Copy out every record below, word for word.

__Records for this task__:
━━━━━━━━━━━━━━━━━━━━━━━━━━━━━━

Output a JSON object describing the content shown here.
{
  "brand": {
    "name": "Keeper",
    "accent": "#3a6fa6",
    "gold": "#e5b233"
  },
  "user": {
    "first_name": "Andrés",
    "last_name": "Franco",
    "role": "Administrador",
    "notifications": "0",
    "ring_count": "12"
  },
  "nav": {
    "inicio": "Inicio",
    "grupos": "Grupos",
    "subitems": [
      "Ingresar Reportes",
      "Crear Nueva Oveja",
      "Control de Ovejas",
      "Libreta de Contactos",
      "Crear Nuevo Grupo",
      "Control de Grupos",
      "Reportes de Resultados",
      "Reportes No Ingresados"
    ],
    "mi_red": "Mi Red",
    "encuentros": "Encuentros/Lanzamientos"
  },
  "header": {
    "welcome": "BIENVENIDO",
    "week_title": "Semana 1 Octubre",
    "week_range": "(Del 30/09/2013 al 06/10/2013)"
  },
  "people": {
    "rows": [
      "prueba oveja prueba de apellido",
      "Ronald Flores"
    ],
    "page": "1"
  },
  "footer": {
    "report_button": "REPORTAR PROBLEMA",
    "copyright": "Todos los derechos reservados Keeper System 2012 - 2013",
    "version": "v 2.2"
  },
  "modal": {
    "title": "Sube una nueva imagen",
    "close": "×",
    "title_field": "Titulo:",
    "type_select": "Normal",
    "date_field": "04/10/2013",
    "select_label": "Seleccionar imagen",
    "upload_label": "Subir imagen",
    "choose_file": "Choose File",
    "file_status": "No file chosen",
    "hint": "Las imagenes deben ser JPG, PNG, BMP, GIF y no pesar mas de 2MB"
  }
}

━━━━━━━━━━━━━━━━━━━━━━━━━━━━━━

__Response__:
Output a JSON object describing the content shown here.
{
  "brand": {
    "name": "Keeper",
    "accent": "#3a6fa6",
    "gold": "#e5b233"
  },
  "user": {
    "first_name": "Andrés",
    "last_name": "Franco",
    "role": "Administrador",
    "notifications": "0",
    "ring_count": "12"
  },
  "nav": {
    "inicio": "Inicio",
    "grupos": "Grupos",
    "subitems": [
      "Ingresar Reportes",
      "Crear Nueva Oveja",
      "Control de Ovejas",
      "Libreta de Contactos",
      "Crear Nuevo Grupo",
      "Control de Grupos",
      "Reportes de Resultados",
      "Reportes No Ingresados"
    ],
    "mi_red": "Mi Red",
    "encuentros": "Encuentros/Lanzamientos"
  },
  "header": {
    "welcome": "BIENVENIDO",
    "week_title": "Semana 1 Octubre",
    "week_range": "(Del 30/09/2013 al 06/10/2013)"
  },
  "people": {
    "rows": [
      "prueba oveja prueba de apellido",
      "Ronald Flores"
    ],
    "page": "1"
  },
  "footer": {
    "report_button": "REPORTAR PROBLEMA",
    "copyright": "Todos los derechos reservados Keeper System 2012 - 2013",
    "version": "v 2.2"
  },
  "modal": {
    "title": "Sube una nueva imagen",
    "close": "×",
    "title_field": "Titulo:",
    "type_select": "Normal",
    "date_field": "04/10/2013",
    "select_label": "Seleccionar imagen",
    "upload_label": "Subir imagen",
    "choose_file": "Choose File",
    "file_status": "No file chosen",
    "hint": "Las imagenes deben ser JPG, PNG, BMP, GIF y no pesar mas de 2MB"
  }
}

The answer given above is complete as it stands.